BRIEF: Please copy every line of the records below without changes, leaving out the pictures.
:: MATERIAL FOR THIS EXERCISE ::
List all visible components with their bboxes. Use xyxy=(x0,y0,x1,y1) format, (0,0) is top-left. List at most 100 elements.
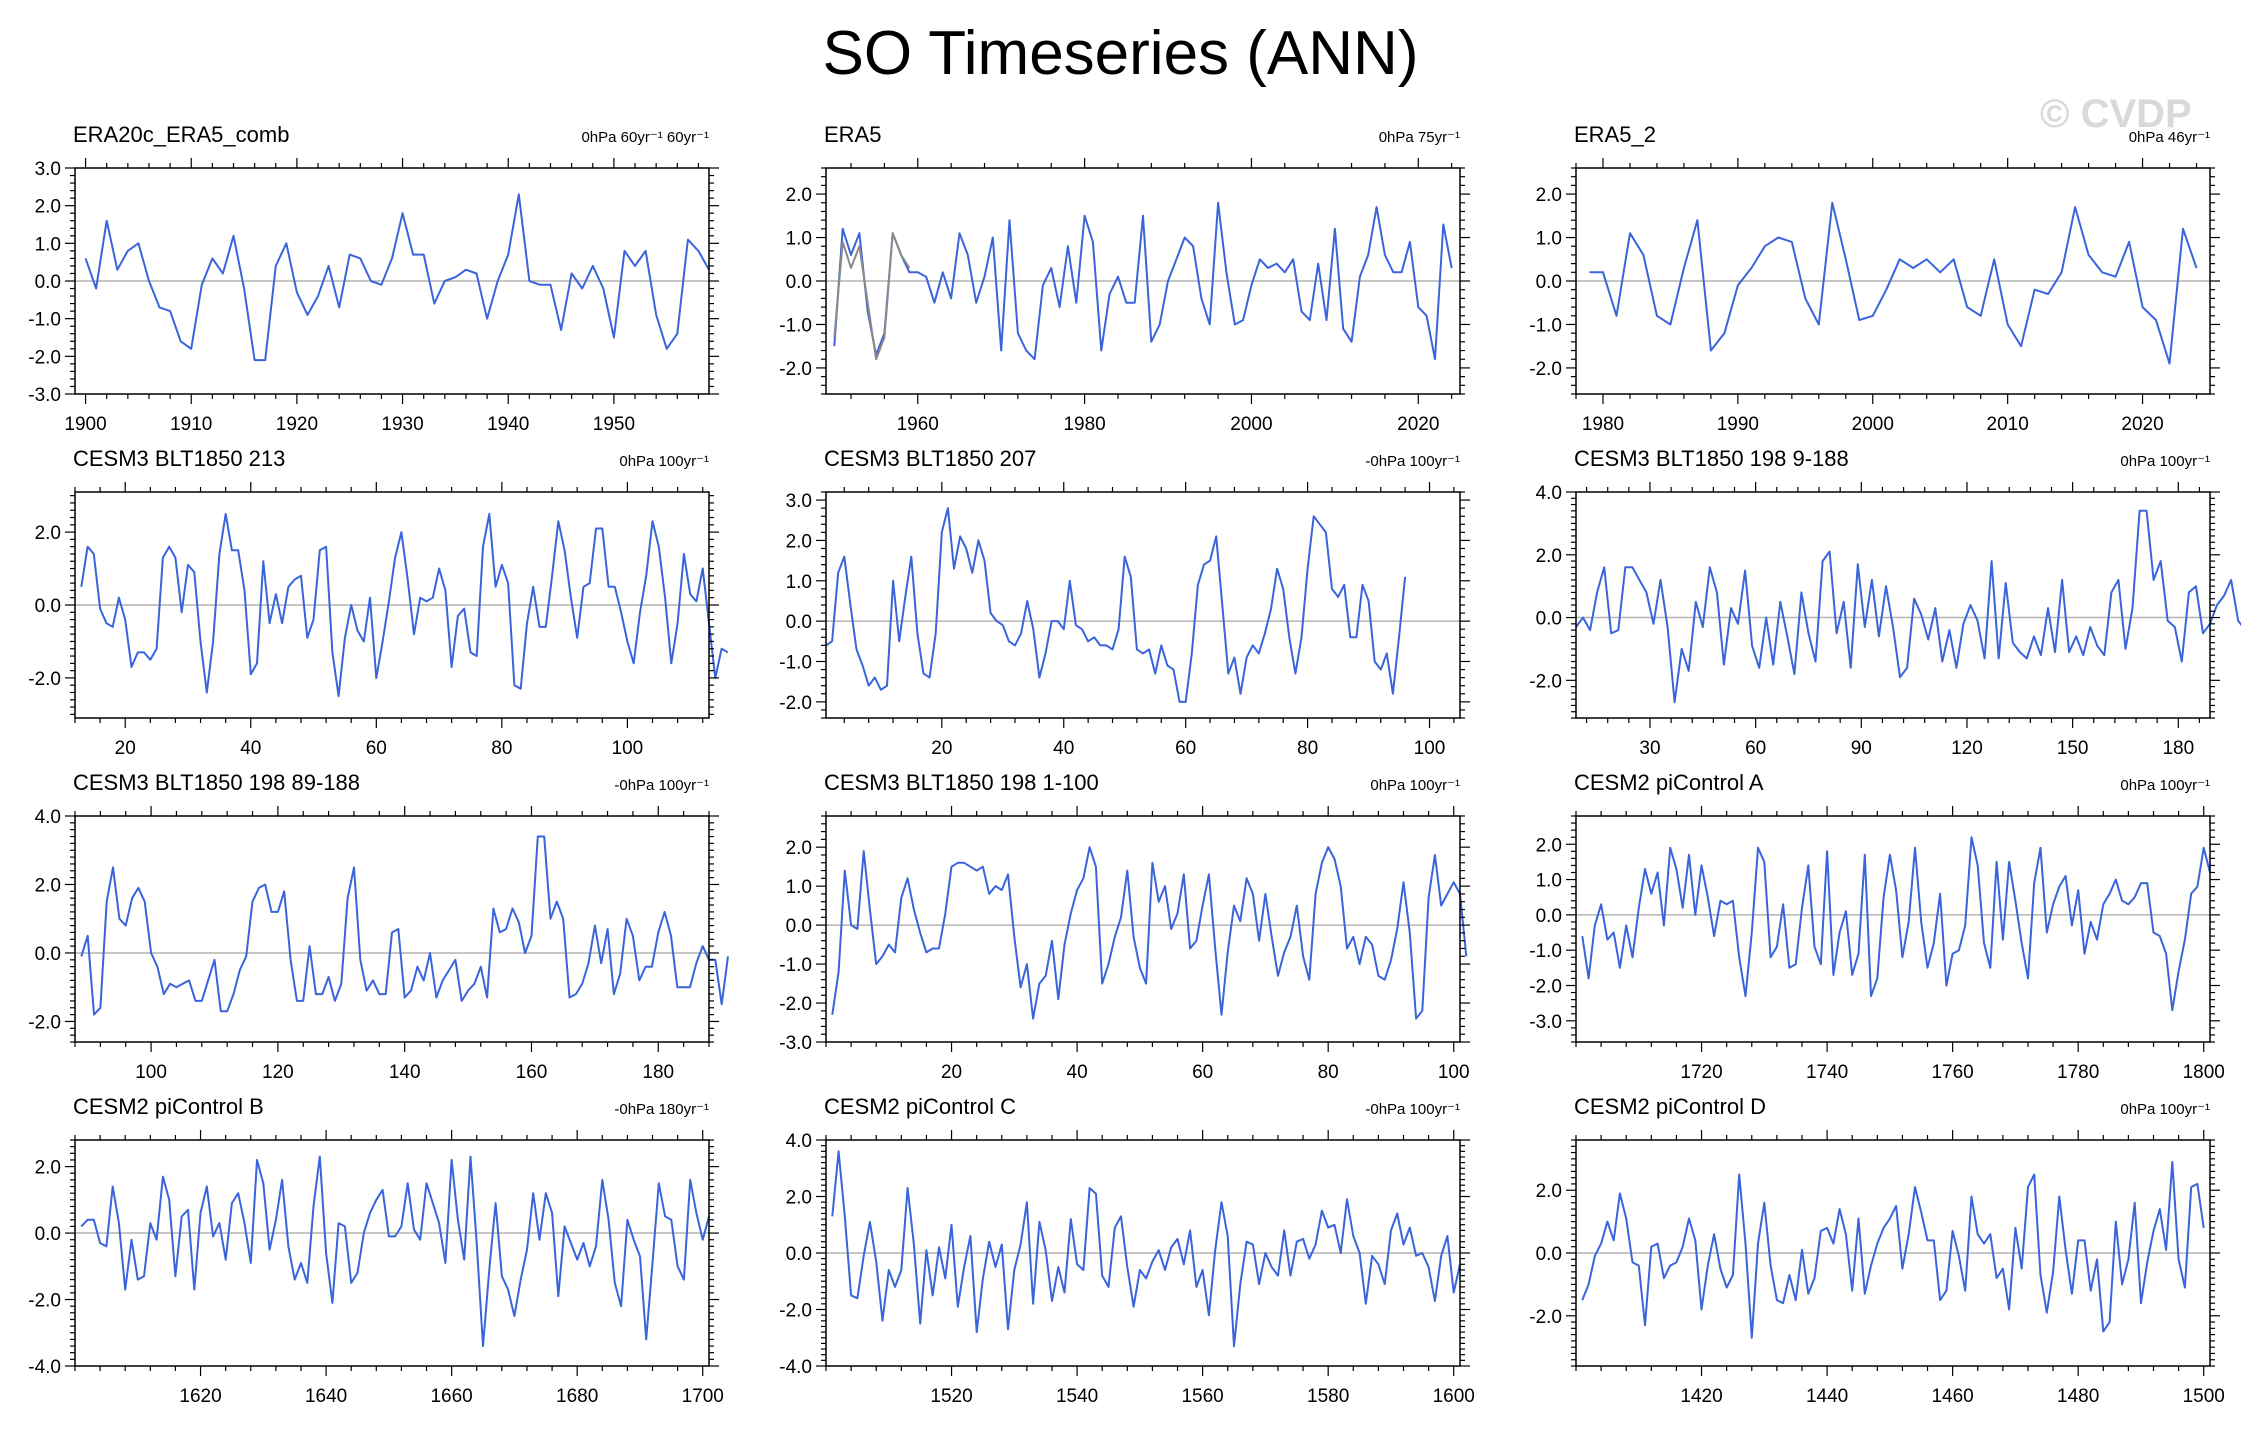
x-tick-label: 1720 xyxy=(1680,1062,1722,1083)
y-tick-label: 0.0 xyxy=(786,916,812,937)
plot-frame xyxy=(826,492,1460,718)
x-tick-label: 20 xyxy=(941,1062,962,1083)
x-tick-label: 80 xyxy=(491,738,512,759)
panel-right-label: 0hPa 75yr⁻¹ xyxy=(1379,129,1460,146)
y-tick-label: 2.0 xyxy=(35,875,61,896)
panel-right-label: -0hPa 100yr⁻¹ xyxy=(614,777,709,794)
y-tick-label: -4.0 xyxy=(28,1357,61,1378)
y-tick-label: -3.0 xyxy=(779,1033,812,1054)
y-tick-label: -2.0 xyxy=(779,1301,812,1322)
y-tick-label: 2.0 xyxy=(786,1188,812,1209)
y-tick-label: -1.0 xyxy=(1529,315,1562,336)
y-tick-label: 3.0 xyxy=(35,159,61,180)
x-tick-label: 80 xyxy=(1318,1062,1339,1083)
x-tick-label: 1520 xyxy=(930,1386,972,1407)
y-tick-label: -1.0 xyxy=(28,310,61,331)
x-tick-label: 1460 xyxy=(1931,1386,1973,1407)
x-tick-label: 80 xyxy=(1297,738,1318,759)
y-tick-label: 1.0 xyxy=(786,572,812,593)
x-tick-label: 60 xyxy=(1175,738,1196,759)
panel-title: CESM3 BLT1850 198 1-100 xyxy=(824,770,1099,795)
x-tick-label: 120 xyxy=(262,1062,294,1083)
panel-right-label: 0hPa 60yr⁻¹ 60yr⁻¹ xyxy=(581,129,709,146)
x-tick-label: 40 xyxy=(1067,1062,1088,1083)
y-tick-label: 2.0 xyxy=(786,185,812,206)
panel-right-label: -0hPa 100yr⁻¹ xyxy=(1365,1101,1460,1118)
y-tick-label: 2.0 xyxy=(1536,1181,1562,1202)
x-tick-label: 2000 xyxy=(1230,414,1272,435)
overlay-series-line xyxy=(834,233,909,359)
y-tick-label: 3.0 xyxy=(786,491,812,512)
x-tick-label: 1960 xyxy=(897,414,939,435)
y-tick-label: 4.0 xyxy=(35,807,61,828)
y-tick-label: 0.0 xyxy=(35,1224,61,1245)
panel-title: CESM3 BLT1850 213 xyxy=(73,446,285,471)
y-tick-label: 1.0 xyxy=(35,234,61,255)
x-tick-label: 1980 xyxy=(1582,414,1624,435)
series-line xyxy=(81,1157,709,1347)
panel-right-label: 0hPa 100yr⁻¹ xyxy=(2120,1101,2210,1118)
y-tick-label: 2.0 xyxy=(1536,835,1562,856)
y-tick-label: 1.0 xyxy=(1536,229,1562,250)
y-tick-label: 0.0 xyxy=(786,612,812,633)
y-tick-label: 0.0 xyxy=(35,272,61,293)
x-tick-label: 150 xyxy=(2057,738,2089,759)
chart-panel: 4.02.00.0-2.030 60 90 120 150 180CESM3 BLT185… xyxy=(1529,446,2241,759)
y-tick-label: -2.0 xyxy=(779,994,812,1015)
y-tick-label: -2.0 xyxy=(1529,1307,1562,1328)
y-tick-label: 4.0 xyxy=(1536,483,1562,504)
x-tick-label: 1900 xyxy=(64,414,106,435)
x-tick-label: 100 xyxy=(1414,738,1446,759)
chart-panel: 4.0 2.0 0.0 -2.0 100 120 140 160 180 CESM3 BLT185… xyxy=(28,770,728,1083)
y-tick-label: 2.0 xyxy=(786,531,812,552)
panel-right-label: 0hPa 100yr⁻¹ xyxy=(1370,777,1460,794)
chart-panel: 2.0 0.0 -2.0 1420 1440 1460 1480 1500 CESM2 piCo… xyxy=(1529,1094,2225,1407)
y-tick-label: 0.0 xyxy=(1536,272,1562,293)
y-tick-label: 2.0 xyxy=(786,838,812,859)
y-tick-label: -3.0 xyxy=(28,385,61,406)
y-tick-label: -2.0 xyxy=(28,669,61,690)
chart-panel: 2.0 0.0 -2.0 -4.0 1620 1640 1660 1680 1700 CESM2 … xyxy=(28,1094,724,1407)
plot-frame xyxy=(75,816,709,1042)
x-tick-label: 1930 xyxy=(381,414,423,435)
series-line xyxy=(1582,837,2210,1010)
y-tick-label: 0.0 xyxy=(786,1244,812,1265)
chart-panel: 2.01.00.0-1.0-2.0-3.01720 1740 1760 1780 180… xyxy=(1529,770,2225,1083)
y-tick-label: 0.0 xyxy=(35,944,61,965)
x-tick-label: 1950 xyxy=(593,414,635,435)
y-tick-label: -2.0 xyxy=(1529,359,1562,380)
panel-right-label: 0hPa 46yr⁻¹ xyxy=(2129,129,2210,146)
y-tick-label: 2.0 xyxy=(35,197,61,218)
x-tick-label: 120 xyxy=(1951,738,1983,759)
x-tick-label: 1980 xyxy=(1063,414,1105,435)
chart-panel: 2.0 1.0 0.0 -1.0 -2.0 -3.0 20 40 60 80 100 CESM3 BL… xyxy=(779,770,1470,1083)
plot-frame xyxy=(75,1140,709,1366)
y-tick-label: -2.0 xyxy=(28,1291,61,1312)
panel-title: ERA5 xyxy=(824,122,881,147)
y-tick-label: -2.0 xyxy=(1529,671,1562,692)
x-tick-label: 20 xyxy=(931,738,952,759)
x-tick-label: 1780 xyxy=(2057,1062,2099,1083)
panel-title: ERA20c_ERA5_comb xyxy=(73,122,289,147)
x-tick-label: 1800 xyxy=(2183,1062,2225,1083)
y-tick-label: -1.0 xyxy=(779,315,812,336)
panel-right-label: -0hPa 100yr⁻¹ xyxy=(1365,453,1460,470)
x-tick-label: 100 xyxy=(612,738,644,759)
x-tick-label: 90 xyxy=(1851,738,1872,759)
x-tick-label: 1500 xyxy=(2183,1386,2225,1407)
panel-right-label: -0hPa 180yr⁻¹ xyxy=(614,1101,709,1118)
x-tick-label: 1680 xyxy=(556,1386,598,1407)
series-line xyxy=(832,1151,1460,1346)
x-tick-label: 2010 xyxy=(1987,414,2029,435)
x-tick-label: 1420 xyxy=(1680,1386,1722,1407)
y-tick-label: 0.0 xyxy=(1536,1244,1562,1265)
panel-title: CESM2 piControl B xyxy=(73,1094,264,1119)
x-tick-label: 20 xyxy=(115,738,136,759)
y-tick-label: 1.0 xyxy=(786,877,812,898)
x-tick-label: 1640 xyxy=(305,1386,347,1407)
y-tick-label: 0.0 xyxy=(1536,609,1562,630)
panel-title: CESM3 BLT1850 198 9-188 xyxy=(1574,446,1849,471)
x-tick-label: 1620 xyxy=(179,1386,221,1407)
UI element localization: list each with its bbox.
:::
CORRECT ANSWER:
List all visible components with their bboxes. Use xyxy=(x0,y0,x1,y1) format, (0,0) is top-left. List at most 100 elements.
x-tick-label: 1720 xyxy=(1680,1062,1722,1083)
y-tick-label: 0.0 xyxy=(786,916,812,937)
plot-frame xyxy=(826,492,1460,718)
x-tick-label: 20 xyxy=(941,1062,962,1083)
x-tick-label: 80 xyxy=(491,738,512,759)
panel-right-label: 0hPa 75yr⁻¹ xyxy=(1379,129,1460,146)
y-tick-label: 2.0 xyxy=(35,875,61,896)
panel-right-label: -0hPa 100yr⁻¹ xyxy=(614,777,709,794)
y-tick-label: -4.0 xyxy=(28,1357,61,1378)
y-tick-label: -3.0 xyxy=(779,1033,812,1054)
y-tick-label: -2.0 xyxy=(779,1301,812,1322)
y-tick-label: 2.0 xyxy=(786,1188,812,1209)
y-tick-label: -1.0 xyxy=(1529,315,1562,336)
y-tick-label: 3.0 xyxy=(35,159,61,180)
x-tick-label: 80 xyxy=(1318,1062,1339,1083)
x-tick-label: 1520 xyxy=(930,1386,972,1407)
y-tick-label: -1.0 xyxy=(28,310,61,331)
x-tick-label: 1460 xyxy=(1931,1386,1973,1407)
x-tick-label: 80 xyxy=(1297,738,1318,759)
y-tick-label: 1.0 xyxy=(786,572,812,593)
x-tick-label: 60 xyxy=(1175,738,1196,759)
panel-title: CESM3 BLT1850 198 1-100 xyxy=(824,770,1099,795)
x-tick-label: 120 xyxy=(262,1062,294,1083)
panel-right-label: 0hPa 60yr⁻¹ 60yr⁻¹ xyxy=(581,129,709,146)
x-tick-label: 40 xyxy=(1067,1062,1088,1083)
y-tick-label: 2.0 xyxy=(786,185,812,206)
panel-right-label: -0hPa 100yr⁻¹ xyxy=(1365,1101,1460,1118)
y-tick-label: 2.0 xyxy=(1536,1181,1562,1202)
x-tick-label: 2000 xyxy=(1230,414,1272,435)
overlay-series-line xyxy=(834,233,909,359)
y-tick-label: 3.0 xyxy=(786,491,812,512)
x-tick-label: 1960 xyxy=(897,414,939,435)
y-tick-label: 4.0 xyxy=(35,807,61,828)
y-tick-label: 0.0 xyxy=(35,1224,61,1245)
panel-title: CESM3 BLT1850 213 xyxy=(73,446,285,471)
y-tick-label: 1.0 xyxy=(35,234,61,255)
x-tick-label: 1980 xyxy=(1582,414,1624,435)
series-line xyxy=(81,1157,709,1347)
panel-right-label: 0hPa 100yr⁻¹ xyxy=(2120,1101,2210,1118)
y-tick-label: 2.0 xyxy=(1536,835,1562,856)
y-tick-label: 1.0 xyxy=(1536,229,1562,250)
y-tick-label: 0.0 xyxy=(786,612,812,633)
y-tick-label: 0.0 xyxy=(35,272,61,293)
x-tick-label: 150 xyxy=(2057,738,2089,759)
chart-panel: 4.02.00.0-2.030 60 90 120 150 180CESM3 BLT185… xyxy=(1529,446,2241,759)
y-tick-label: -2.0 xyxy=(779,994,812,1015)
y-tick-label: -2.0 xyxy=(1529,1307,1562,1328)
y-tick-label: 4.0 xyxy=(1536,483,1562,504)
x-tick-label: 1900 xyxy=(64,414,106,435)
x-tick-label: 100 xyxy=(1414,738,1446,759)
chart-panel: 4.0 2.0 0.0 -2.0 100 120 140 160 180 CESM3 BLT185… xyxy=(28,770,728,1083)
y-tick-label: 2.0 xyxy=(786,531,812,552)
panel-right-label: 0hPa 100yr⁻¹ xyxy=(1370,777,1460,794)
chart-panel: 2.0 0.0 -2.0 1420 1440 1460 1480 1500 CESM2 piCo… xyxy=(1529,1094,2225,1407)
y-tick-label: 0.0 xyxy=(1536,272,1562,293)
y-tick-label: 2.0 xyxy=(786,838,812,859)
y-tick-label: -3.0 xyxy=(28,385,61,406)
y-tick-label: -2.0 xyxy=(28,669,61,690)
chart-panel: 2.0 0.0 -2.0 -4.0 1620 1640 1660 1680 1700 CESM2 … xyxy=(28,1094,724,1407)
plot-frame xyxy=(75,816,709,1042)
x-tick-label: 1930 xyxy=(381,414,423,435)
series-line xyxy=(1582,837,2210,1010)
y-tick-label: 0.0 xyxy=(786,1244,812,1265)
chart-panel: 2.01.00.0-1.0-2.0-3.01720 1740 1760 1780 180… xyxy=(1529,770,2225,1083)
y-tick-label: 0.0 xyxy=(35,944,61,965)
x-tick-label: 1950 xyxy=(593,414,635,435)
y-tick-label: -2.0 xyxy=(1529,359,1562,380)
panel-right-label: 0hPa 46yr⁻¹ xyxy=(2129,129,2210,146)
y-tick-label: 2.0 xyxy=(35,197,61,218)
x-tick-label: 120 xyxy=(1951,738,1983,759)
x-tick-label: 1980 xyxy=(1063,414,1105,435)
chart-panel: 2.0 1.0 0.0 -1.0 -2.0 -3.0 20 40 60 80 100 CESM3 BL… xyxy=(779,770,1470,1083)
plot-frame xyxy=(75,1140,709,1366)
y-tick-label: -2.0 xyxy=(28,1291,61,1312)
panel-title: ERA5 xyxy=(824,122,881,147)
y-tick-label: -2.0 xyxy=(1529,671,1562,692)
x-tick-label: 20 xyxy=(931,738,952,759)
x-tick-label: 1780 xyxy=(2057,1062,2099,1083)
panel-title: ERA20c_ERA5_comb xyxy=(73,122,289,147)
x-tick-label: 1800 xyxy=(2183,1062,2225,1083)
y-tick-label: -1.0 xyxy=(779,315,812,336)
panel-right-label: -0hPa 100yr⁻¹ xyxy=(1365,453,1460,470)
x-tick-label: 100 xyxy=(612,738,644,759)
x-tick-label: 90 xyxy=(1851,738,1872,759)
x-tick-label: 1500 xyxy=(2183,1386,2225,1407)
panel-right-label: -0hPa 180yr⁻¹ xyxy=(614,1101,709,1118)
x-tick-label: 1680 xyxy=(556,1386,598,1407)
series-line xyxy=(832,1151,1460,1346)
x-tick-label: 2010 xyxy=(1987,414,2029,435)
x-tick-label: 1420 xyxy=(1680,1386,1722,1407)
y-tick-label: 0.0 xyxy=(1536,1244,1562,1265)
panel-title: CESM2 piControl B xyxy=(73,1094,264,1119)
x-tick-label: 20 xyxy=(115,738,136,759)
y-tick-label: 1.0 xyxy=(786,877,812,898)
x-tick-label: 1640 xyxy=(305,1386,347,1407)
y-tick-label: 0.0 xyxy=(1536,609,1562,630)
panel-title: CESM3 BLT1850 198 9-188 xyxy=(1574,446,1849,471)
x-tick-label: 1620 xyxy=(179,1386,221,1407)
UI element localization: list each with its bbox.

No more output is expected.